**WRITTEN PROBLEM**. Copy every line in which the string "Control" occurs.

**DATA SHOWN**.
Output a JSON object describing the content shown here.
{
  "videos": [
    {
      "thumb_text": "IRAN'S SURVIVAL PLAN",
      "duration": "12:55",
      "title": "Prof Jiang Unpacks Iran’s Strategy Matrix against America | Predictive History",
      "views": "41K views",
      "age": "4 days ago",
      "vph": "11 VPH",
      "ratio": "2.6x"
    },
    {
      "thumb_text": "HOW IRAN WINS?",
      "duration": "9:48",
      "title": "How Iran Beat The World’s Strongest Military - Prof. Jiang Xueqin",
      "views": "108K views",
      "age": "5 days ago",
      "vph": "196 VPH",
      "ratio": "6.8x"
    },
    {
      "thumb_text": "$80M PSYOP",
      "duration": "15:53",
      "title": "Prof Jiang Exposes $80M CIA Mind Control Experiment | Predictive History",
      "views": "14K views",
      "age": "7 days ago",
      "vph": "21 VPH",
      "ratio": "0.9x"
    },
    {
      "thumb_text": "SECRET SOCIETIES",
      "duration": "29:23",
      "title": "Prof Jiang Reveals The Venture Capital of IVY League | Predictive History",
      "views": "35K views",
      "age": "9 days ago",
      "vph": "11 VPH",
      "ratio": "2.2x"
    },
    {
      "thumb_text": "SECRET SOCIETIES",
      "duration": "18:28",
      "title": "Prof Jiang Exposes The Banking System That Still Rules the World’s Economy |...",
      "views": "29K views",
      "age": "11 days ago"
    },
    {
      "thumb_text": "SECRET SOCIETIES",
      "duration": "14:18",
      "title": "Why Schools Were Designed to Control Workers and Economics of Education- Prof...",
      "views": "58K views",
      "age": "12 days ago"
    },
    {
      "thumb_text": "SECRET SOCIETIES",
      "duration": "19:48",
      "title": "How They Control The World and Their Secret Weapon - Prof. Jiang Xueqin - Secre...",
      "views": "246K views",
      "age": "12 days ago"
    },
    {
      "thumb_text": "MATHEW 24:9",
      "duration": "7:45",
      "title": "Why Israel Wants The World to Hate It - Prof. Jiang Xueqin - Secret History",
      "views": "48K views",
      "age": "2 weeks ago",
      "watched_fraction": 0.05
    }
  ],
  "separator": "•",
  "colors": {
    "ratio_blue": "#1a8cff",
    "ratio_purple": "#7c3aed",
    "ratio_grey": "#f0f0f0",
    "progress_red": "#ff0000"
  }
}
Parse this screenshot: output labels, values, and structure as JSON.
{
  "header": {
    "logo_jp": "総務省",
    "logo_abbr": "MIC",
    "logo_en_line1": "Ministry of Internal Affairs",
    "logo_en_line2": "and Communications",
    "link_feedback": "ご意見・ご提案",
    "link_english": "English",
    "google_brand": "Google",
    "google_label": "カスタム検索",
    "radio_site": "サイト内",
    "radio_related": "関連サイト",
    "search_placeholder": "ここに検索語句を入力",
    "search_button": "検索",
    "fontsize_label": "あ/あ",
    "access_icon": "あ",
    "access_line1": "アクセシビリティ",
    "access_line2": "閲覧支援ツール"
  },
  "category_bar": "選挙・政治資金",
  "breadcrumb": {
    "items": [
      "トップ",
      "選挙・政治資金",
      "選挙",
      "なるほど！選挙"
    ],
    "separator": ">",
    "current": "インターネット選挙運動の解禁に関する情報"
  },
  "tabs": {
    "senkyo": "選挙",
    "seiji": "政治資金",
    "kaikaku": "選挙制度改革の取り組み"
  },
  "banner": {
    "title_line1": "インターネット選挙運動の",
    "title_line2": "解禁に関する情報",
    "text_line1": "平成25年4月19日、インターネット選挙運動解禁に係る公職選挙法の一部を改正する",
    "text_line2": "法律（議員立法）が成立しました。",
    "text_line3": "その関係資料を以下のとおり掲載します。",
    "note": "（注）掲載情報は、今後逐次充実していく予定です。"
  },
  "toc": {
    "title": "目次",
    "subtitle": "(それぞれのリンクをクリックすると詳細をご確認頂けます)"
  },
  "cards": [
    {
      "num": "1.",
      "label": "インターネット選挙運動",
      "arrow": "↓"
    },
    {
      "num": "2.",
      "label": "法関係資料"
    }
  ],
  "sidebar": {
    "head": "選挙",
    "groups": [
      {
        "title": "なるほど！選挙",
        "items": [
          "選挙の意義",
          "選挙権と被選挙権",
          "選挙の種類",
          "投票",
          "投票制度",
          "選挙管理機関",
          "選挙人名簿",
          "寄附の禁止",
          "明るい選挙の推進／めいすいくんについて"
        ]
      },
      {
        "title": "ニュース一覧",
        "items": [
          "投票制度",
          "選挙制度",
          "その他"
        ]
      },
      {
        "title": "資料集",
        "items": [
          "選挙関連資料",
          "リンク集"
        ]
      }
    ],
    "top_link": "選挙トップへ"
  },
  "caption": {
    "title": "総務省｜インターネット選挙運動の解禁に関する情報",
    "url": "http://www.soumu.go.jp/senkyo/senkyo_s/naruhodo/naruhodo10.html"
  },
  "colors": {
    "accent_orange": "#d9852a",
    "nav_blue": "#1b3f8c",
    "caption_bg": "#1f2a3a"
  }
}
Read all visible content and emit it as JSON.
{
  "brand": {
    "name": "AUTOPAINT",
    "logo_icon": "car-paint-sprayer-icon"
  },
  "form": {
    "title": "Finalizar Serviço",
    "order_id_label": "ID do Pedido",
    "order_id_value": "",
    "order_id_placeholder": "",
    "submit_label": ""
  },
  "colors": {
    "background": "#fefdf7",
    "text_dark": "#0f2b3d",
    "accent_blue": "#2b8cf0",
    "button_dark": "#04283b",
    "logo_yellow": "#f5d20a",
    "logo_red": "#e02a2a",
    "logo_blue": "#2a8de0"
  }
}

**PROBLEM SOLUTION**.
      "title": "Prof Jiang Exposes $80M CIA Mind Control Experiment | Predictive History",
      "title": "Why Schools Were Designed to Control Workers and Economics of Education- Prof...",
      "title": "How They Control The World and Their Secret Weapon - Prof. Jiang Xueqin - Secre...",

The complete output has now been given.